[Aim of the exercise]
Nothing in the data should change when you return it, but leave the pictures out.
* Start *
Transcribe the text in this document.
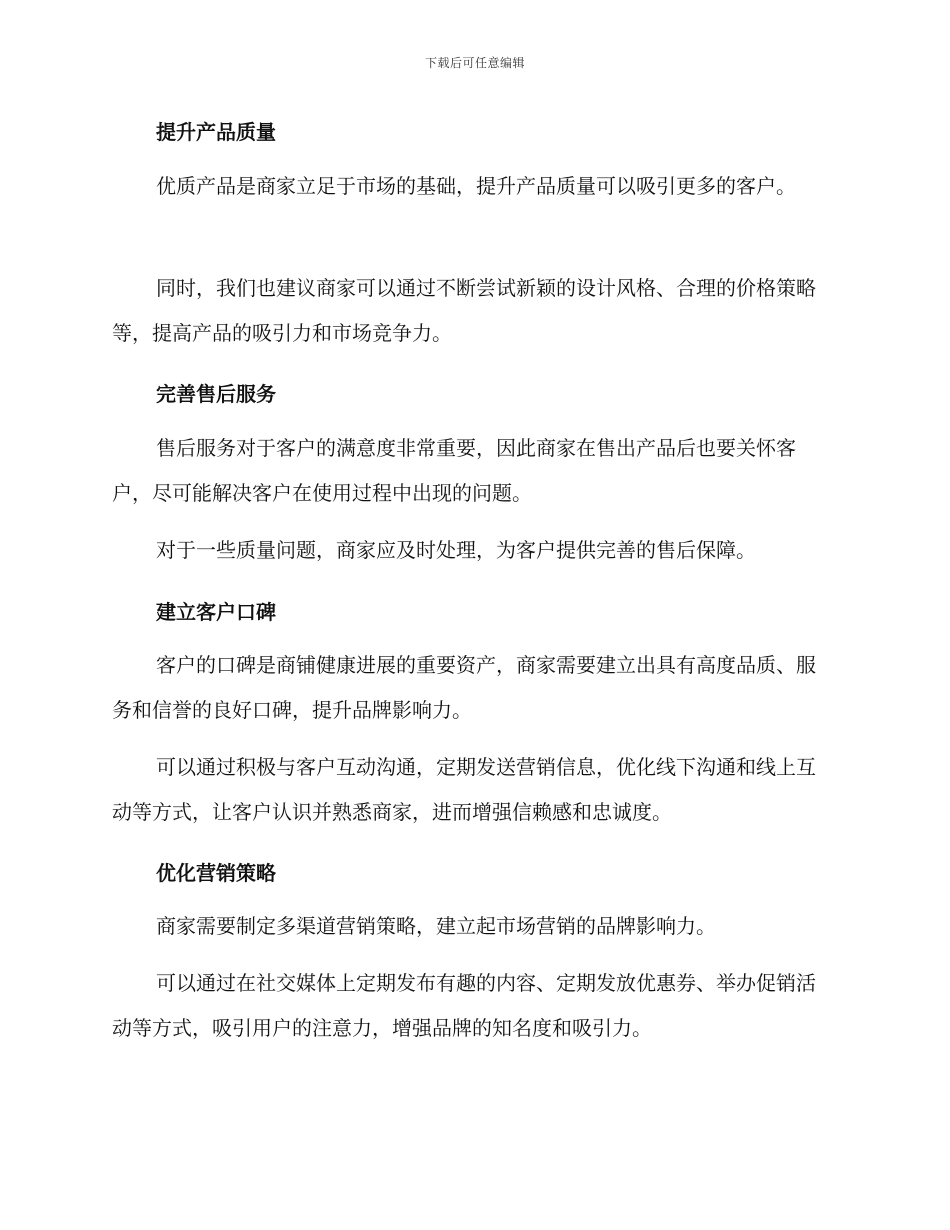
下载后可任意编辑
提升产品质量
优质产品是商家立足于市场的基础，提升产品质量可以吸引更多的客户。
同时，我们也建议商家可以通过不断尝试新颖的设计风格、合理的价格策略等，提高产品的吸引力和市场竞争力。
完善售后服务
售后服务对于客户的满意度非常重要，因此商家在售出产品后也要关怀客户，尽可能解决客户在使用过程中出现的问题。
对于一些质量问题，商家应及时处理，为客户提供完善的售后保障。
建立客户口碑
客户的口碑是商铺健康进展的重要资产，商家需要建立出具有高度品质、服务和信誉的良好口碑，提升品牌影响力。
可以通过积极与客户互动沟通，定期发送营销信息，优化线下沟通和线上互动等方式，让客户认识并熟悉商家，进而增强信赖感和忠诚度。
优化营销策略
商家需要制定多渠道营销策略，建立起市场营销的品牌影响力。
可以通过在社交媒体上定期发布有趣的内容、定期发放优惠券、举办促销活动等方式，吸引用户的注意力，增强品牌的知名度和吸引力。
* End *
[Answer to this problem]
Transcribe the text in this document.
下载后可任意编辑
提升产品质量
优质产品是商家立足于市场的基础，提升产品质量可以吸引更多的客户。
同时，我们也建议商家可以通过不断尝试新颖的设计风格、合理的价格策略等，提高产品的吸引力和市场竞争力。
完善售后服务
售后服务对于客户的满意度非常重要，因此商家在售出产品后也要关怀客户，尽可能解决客户在使用过程中出现的问题。
对于一些质量问题，商家应及时处理，为客户提供完善的售后保障。
建立客户口碑
客户的口碑是商铺健康进展的重要资产，商家需要建立出具有高度品质、服务和信誉的良好口碑，提升品牌影响力。
可以通过积极与客户互动沟通，定期发送营销信息，优化线下沟通和线上互动等方式，让客户认识并熟悉商家，进而增强信赖感和忠诚度。
优化营销策略
商家需要制定多渠道营销策略，建立起市场营销的品牌影响力。
可以通过在社交媒体上定期发布有趣的内容、定期发放优惠券、举办促销活动等方式，吸引用户的注意力，增强品牌的知名度和吸引力。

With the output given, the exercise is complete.